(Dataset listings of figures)
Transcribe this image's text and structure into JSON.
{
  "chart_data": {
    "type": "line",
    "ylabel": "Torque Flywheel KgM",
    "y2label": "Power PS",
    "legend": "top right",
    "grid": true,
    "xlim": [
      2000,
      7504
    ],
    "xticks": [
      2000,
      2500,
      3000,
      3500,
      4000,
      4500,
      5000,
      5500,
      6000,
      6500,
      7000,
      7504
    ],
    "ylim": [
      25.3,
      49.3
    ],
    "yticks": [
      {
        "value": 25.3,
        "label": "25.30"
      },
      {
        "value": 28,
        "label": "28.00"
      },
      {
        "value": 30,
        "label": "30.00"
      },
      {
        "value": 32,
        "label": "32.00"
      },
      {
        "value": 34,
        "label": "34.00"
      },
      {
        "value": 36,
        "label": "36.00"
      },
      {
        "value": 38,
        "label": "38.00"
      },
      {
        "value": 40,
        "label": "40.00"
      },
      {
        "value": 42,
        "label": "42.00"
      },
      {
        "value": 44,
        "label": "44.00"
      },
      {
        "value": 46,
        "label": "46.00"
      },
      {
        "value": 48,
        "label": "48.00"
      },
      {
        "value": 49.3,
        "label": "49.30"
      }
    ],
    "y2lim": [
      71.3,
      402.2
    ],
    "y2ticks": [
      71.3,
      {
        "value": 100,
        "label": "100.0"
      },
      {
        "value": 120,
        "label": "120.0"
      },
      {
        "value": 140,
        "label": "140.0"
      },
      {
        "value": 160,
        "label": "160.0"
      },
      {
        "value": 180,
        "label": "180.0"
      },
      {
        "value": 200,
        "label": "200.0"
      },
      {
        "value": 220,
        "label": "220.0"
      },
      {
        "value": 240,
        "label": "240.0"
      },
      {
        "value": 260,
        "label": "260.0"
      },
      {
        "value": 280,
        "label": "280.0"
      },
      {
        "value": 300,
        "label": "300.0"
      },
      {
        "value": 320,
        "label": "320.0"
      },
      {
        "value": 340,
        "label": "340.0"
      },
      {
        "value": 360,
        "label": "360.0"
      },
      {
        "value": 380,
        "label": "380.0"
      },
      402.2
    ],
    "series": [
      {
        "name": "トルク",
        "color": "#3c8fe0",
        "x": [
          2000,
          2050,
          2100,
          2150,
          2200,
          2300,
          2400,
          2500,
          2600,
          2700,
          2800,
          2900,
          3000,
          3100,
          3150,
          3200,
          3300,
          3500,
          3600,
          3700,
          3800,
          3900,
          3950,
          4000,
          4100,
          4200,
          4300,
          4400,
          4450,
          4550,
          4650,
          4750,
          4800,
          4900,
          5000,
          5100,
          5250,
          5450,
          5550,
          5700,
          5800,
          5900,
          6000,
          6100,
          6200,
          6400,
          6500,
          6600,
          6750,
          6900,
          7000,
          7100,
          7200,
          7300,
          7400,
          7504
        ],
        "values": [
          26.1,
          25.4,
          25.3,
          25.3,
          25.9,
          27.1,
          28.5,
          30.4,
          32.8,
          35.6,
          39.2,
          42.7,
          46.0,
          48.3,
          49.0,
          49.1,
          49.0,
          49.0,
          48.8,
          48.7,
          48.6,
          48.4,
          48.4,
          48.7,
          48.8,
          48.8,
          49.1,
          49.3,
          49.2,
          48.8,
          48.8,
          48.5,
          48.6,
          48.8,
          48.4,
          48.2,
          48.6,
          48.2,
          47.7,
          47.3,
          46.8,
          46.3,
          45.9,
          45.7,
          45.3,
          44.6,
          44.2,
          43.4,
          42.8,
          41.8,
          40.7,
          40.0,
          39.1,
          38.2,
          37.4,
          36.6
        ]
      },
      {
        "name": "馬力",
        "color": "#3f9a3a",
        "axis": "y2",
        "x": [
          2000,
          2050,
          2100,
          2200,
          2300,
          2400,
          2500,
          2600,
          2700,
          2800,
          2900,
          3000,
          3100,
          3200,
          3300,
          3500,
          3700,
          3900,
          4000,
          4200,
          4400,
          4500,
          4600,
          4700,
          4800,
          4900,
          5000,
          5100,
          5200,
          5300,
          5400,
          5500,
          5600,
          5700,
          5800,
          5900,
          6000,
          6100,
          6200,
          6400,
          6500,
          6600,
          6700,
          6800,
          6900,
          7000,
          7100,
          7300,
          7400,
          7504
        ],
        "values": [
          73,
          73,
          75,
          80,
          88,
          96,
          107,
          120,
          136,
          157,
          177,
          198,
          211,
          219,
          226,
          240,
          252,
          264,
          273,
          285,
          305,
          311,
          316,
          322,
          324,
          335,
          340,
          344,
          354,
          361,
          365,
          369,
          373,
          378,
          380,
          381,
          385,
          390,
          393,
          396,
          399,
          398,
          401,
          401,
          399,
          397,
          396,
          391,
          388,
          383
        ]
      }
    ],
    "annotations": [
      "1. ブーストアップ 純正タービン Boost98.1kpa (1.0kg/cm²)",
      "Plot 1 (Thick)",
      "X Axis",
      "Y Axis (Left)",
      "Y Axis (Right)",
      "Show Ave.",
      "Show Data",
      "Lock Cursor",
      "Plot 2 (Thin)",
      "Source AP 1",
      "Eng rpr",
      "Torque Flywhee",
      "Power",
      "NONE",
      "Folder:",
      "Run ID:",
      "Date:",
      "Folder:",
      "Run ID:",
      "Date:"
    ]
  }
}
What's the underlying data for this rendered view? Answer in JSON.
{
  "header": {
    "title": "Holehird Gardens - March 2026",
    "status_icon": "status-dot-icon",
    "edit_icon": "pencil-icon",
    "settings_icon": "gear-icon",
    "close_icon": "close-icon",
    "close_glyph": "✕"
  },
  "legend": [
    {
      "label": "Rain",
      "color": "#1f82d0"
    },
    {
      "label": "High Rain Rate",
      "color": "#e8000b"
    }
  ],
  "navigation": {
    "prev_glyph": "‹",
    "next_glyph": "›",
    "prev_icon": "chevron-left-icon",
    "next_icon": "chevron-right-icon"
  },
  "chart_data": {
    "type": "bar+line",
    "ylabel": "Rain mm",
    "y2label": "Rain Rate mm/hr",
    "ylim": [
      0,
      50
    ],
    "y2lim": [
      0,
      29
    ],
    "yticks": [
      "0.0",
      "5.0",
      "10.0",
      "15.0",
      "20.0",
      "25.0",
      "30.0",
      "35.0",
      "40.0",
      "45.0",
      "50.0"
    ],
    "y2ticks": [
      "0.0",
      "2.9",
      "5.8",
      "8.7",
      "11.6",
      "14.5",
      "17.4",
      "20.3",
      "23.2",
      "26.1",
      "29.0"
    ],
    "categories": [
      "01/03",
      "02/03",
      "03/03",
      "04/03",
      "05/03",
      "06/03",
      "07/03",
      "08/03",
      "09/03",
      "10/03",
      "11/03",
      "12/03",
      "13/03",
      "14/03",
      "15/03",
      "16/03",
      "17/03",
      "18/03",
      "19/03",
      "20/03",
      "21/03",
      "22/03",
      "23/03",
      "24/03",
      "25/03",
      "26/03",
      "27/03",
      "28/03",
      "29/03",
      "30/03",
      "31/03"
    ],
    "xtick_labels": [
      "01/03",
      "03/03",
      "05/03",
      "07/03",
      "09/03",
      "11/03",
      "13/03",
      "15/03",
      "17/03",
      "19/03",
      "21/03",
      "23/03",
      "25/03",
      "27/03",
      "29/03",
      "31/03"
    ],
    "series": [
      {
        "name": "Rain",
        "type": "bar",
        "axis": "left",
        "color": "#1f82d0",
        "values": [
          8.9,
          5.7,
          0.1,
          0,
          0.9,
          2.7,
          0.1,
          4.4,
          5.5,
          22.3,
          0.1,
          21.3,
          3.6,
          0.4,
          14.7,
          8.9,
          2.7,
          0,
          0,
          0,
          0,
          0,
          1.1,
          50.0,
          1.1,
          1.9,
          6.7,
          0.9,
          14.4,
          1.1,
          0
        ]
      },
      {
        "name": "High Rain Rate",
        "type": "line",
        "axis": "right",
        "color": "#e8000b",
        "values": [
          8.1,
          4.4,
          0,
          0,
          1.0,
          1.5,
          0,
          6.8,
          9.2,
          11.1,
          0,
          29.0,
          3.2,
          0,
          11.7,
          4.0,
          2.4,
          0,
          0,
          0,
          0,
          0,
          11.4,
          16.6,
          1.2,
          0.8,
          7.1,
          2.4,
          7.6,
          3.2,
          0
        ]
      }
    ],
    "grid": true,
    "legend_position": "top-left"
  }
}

- Written task: Show every line from the entries above in which the word "this" appears.

- Exercise response:
Transcribe this image's text and structure into JSON.
What's the underlying data for this rendered view? Answer in JSON.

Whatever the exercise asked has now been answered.